_GIVEN PROBLEM_. In the data below, find every line with the string "image" and pull it out.

[Collected data entries]
================================

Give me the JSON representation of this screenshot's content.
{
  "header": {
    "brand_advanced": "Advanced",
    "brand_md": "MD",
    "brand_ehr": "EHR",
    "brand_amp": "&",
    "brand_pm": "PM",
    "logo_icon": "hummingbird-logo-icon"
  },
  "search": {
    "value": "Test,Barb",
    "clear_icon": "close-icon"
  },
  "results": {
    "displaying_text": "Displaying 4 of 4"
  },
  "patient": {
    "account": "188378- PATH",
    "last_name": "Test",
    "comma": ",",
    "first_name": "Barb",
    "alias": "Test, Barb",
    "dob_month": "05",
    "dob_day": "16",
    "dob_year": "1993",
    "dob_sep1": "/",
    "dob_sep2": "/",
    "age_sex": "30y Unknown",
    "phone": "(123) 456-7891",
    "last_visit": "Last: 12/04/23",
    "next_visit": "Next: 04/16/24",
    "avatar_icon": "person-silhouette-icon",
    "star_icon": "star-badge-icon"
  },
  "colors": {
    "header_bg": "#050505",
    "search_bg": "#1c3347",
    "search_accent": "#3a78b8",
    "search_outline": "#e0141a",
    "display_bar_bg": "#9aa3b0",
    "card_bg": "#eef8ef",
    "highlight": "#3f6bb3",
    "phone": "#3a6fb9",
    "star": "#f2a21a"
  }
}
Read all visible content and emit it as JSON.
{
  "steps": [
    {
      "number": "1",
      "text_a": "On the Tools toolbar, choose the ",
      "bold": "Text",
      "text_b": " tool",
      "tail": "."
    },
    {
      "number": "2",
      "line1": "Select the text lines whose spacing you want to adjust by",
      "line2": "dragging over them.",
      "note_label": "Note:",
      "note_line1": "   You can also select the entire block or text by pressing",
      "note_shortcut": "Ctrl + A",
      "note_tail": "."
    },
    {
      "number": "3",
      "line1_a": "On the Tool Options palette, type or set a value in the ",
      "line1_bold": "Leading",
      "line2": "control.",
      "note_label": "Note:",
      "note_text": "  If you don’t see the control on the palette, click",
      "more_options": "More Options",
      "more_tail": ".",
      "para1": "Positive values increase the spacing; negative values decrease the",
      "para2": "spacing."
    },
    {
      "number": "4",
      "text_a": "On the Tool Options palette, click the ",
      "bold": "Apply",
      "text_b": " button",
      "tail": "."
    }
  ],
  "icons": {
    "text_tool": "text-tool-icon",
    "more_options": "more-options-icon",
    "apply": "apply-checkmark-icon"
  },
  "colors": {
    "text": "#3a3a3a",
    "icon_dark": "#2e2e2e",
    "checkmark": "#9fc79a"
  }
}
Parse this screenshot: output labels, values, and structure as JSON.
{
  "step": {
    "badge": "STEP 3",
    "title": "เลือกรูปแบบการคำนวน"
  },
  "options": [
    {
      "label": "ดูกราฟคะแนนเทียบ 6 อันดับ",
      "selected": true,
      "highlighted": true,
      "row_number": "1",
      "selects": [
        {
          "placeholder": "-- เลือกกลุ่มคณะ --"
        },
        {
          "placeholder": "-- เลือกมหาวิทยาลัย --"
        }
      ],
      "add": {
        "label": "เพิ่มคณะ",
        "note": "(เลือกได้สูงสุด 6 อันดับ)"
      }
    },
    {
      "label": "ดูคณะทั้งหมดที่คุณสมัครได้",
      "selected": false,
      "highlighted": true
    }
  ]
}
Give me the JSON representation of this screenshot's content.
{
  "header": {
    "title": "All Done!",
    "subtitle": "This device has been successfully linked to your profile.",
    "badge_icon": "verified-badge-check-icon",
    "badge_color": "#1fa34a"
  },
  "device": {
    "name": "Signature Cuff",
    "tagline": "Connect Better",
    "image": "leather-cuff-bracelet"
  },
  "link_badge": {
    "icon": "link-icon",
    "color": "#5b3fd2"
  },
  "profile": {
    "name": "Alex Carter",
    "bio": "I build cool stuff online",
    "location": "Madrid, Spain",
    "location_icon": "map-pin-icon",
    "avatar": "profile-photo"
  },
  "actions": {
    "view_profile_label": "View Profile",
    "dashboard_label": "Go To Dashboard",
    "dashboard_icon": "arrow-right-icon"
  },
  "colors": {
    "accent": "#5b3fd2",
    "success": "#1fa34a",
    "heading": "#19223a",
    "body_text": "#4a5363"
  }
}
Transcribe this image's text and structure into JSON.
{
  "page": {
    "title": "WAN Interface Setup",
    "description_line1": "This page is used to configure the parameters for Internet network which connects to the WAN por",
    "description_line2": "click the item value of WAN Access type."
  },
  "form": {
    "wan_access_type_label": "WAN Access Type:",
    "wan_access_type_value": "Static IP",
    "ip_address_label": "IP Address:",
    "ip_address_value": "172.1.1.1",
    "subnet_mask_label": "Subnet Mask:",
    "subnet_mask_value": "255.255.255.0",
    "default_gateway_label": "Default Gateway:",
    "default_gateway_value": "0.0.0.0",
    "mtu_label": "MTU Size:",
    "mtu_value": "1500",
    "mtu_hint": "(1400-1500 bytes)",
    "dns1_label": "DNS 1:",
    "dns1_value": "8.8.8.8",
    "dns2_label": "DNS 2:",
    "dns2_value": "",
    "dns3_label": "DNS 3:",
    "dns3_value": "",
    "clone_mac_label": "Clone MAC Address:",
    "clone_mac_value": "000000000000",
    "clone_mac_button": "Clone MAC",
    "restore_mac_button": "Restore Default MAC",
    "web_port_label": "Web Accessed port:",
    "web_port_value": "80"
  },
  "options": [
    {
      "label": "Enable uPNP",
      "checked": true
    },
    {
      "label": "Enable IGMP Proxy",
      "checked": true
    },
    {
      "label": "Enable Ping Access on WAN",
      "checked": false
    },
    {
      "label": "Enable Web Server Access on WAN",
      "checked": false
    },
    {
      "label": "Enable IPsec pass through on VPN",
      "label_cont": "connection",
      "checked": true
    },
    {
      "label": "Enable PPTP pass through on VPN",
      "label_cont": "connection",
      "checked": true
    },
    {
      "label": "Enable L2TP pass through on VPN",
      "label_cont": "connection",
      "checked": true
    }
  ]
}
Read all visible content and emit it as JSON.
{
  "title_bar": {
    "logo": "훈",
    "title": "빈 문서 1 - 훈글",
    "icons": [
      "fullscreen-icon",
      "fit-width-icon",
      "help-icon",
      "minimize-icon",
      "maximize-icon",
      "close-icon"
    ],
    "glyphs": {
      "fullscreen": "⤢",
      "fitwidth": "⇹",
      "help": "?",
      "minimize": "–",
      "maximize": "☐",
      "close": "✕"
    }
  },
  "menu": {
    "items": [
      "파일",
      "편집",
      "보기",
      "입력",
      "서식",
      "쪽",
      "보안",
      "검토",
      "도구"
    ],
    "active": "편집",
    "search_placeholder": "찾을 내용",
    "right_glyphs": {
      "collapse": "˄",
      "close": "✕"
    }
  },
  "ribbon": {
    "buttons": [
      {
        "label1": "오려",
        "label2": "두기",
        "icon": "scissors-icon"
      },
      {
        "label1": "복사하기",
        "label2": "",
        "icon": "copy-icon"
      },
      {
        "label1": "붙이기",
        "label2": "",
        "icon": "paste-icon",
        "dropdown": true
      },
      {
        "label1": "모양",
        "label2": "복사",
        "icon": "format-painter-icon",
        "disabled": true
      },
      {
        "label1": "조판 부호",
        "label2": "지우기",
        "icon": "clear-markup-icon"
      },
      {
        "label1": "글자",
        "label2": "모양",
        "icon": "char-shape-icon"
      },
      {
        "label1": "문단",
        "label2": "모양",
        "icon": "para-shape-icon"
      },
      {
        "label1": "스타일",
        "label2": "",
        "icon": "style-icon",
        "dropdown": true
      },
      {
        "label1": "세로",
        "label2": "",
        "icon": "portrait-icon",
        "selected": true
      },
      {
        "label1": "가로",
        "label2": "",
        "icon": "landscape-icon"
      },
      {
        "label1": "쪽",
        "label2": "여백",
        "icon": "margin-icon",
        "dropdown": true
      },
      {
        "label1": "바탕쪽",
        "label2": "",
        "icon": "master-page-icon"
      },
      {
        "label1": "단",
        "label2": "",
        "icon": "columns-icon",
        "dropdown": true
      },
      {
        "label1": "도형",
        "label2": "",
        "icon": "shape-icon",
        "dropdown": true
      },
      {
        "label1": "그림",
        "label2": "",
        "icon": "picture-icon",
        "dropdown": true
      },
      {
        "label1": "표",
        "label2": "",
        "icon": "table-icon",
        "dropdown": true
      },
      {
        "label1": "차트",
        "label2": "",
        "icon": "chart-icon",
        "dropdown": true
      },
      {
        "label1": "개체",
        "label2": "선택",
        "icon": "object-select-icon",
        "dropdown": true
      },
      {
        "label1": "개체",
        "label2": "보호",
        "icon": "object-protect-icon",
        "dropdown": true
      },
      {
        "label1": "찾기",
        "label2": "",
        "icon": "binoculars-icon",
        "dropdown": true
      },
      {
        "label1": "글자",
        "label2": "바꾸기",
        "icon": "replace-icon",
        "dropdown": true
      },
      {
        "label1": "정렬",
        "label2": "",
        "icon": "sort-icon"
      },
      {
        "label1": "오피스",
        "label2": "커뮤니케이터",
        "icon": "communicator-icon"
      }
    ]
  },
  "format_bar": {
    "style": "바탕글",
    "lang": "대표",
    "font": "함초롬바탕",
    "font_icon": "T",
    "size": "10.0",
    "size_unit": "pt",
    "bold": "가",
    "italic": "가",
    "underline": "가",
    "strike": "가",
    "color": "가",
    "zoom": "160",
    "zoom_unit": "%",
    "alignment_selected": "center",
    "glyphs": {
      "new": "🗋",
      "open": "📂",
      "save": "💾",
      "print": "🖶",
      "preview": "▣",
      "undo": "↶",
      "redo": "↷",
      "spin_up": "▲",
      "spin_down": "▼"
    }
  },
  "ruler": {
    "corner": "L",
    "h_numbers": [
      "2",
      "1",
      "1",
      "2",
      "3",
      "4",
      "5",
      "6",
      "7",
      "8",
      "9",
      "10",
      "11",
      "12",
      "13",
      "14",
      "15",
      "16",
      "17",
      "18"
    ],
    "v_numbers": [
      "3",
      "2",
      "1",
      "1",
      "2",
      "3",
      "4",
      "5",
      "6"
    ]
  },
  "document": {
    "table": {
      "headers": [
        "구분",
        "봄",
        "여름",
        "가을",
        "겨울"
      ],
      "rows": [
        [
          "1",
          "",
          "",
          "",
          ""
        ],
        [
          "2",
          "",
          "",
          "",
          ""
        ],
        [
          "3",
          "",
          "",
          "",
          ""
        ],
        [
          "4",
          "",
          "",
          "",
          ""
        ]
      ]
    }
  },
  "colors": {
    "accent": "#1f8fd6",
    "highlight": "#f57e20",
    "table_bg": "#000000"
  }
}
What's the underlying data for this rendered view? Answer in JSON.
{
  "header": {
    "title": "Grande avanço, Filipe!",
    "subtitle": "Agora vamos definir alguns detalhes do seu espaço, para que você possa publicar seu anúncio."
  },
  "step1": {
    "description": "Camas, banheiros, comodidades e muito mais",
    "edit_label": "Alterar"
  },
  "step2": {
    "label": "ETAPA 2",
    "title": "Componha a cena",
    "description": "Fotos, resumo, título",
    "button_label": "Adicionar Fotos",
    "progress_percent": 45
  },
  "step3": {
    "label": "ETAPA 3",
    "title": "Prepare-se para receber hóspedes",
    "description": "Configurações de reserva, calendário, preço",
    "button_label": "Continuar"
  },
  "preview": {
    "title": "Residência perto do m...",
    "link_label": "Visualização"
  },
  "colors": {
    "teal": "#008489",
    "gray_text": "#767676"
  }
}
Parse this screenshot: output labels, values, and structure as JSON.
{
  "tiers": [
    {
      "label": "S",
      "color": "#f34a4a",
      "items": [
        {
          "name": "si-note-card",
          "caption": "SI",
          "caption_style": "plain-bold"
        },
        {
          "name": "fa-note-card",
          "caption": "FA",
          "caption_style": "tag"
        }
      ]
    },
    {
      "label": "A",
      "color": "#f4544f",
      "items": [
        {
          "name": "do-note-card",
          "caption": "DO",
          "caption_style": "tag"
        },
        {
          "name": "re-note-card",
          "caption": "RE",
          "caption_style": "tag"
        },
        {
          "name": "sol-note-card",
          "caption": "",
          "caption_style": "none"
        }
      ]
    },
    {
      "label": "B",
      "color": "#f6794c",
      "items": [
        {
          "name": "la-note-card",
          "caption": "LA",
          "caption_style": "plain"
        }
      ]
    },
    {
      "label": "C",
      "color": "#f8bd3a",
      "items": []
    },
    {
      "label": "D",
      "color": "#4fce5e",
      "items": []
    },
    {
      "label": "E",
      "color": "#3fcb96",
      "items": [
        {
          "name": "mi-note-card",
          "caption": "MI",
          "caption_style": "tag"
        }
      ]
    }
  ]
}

================================

_FINISHED ANSWER_.
    "image": "leather-cuff-bracelet"
Transcribe this image's text and structure into JSON.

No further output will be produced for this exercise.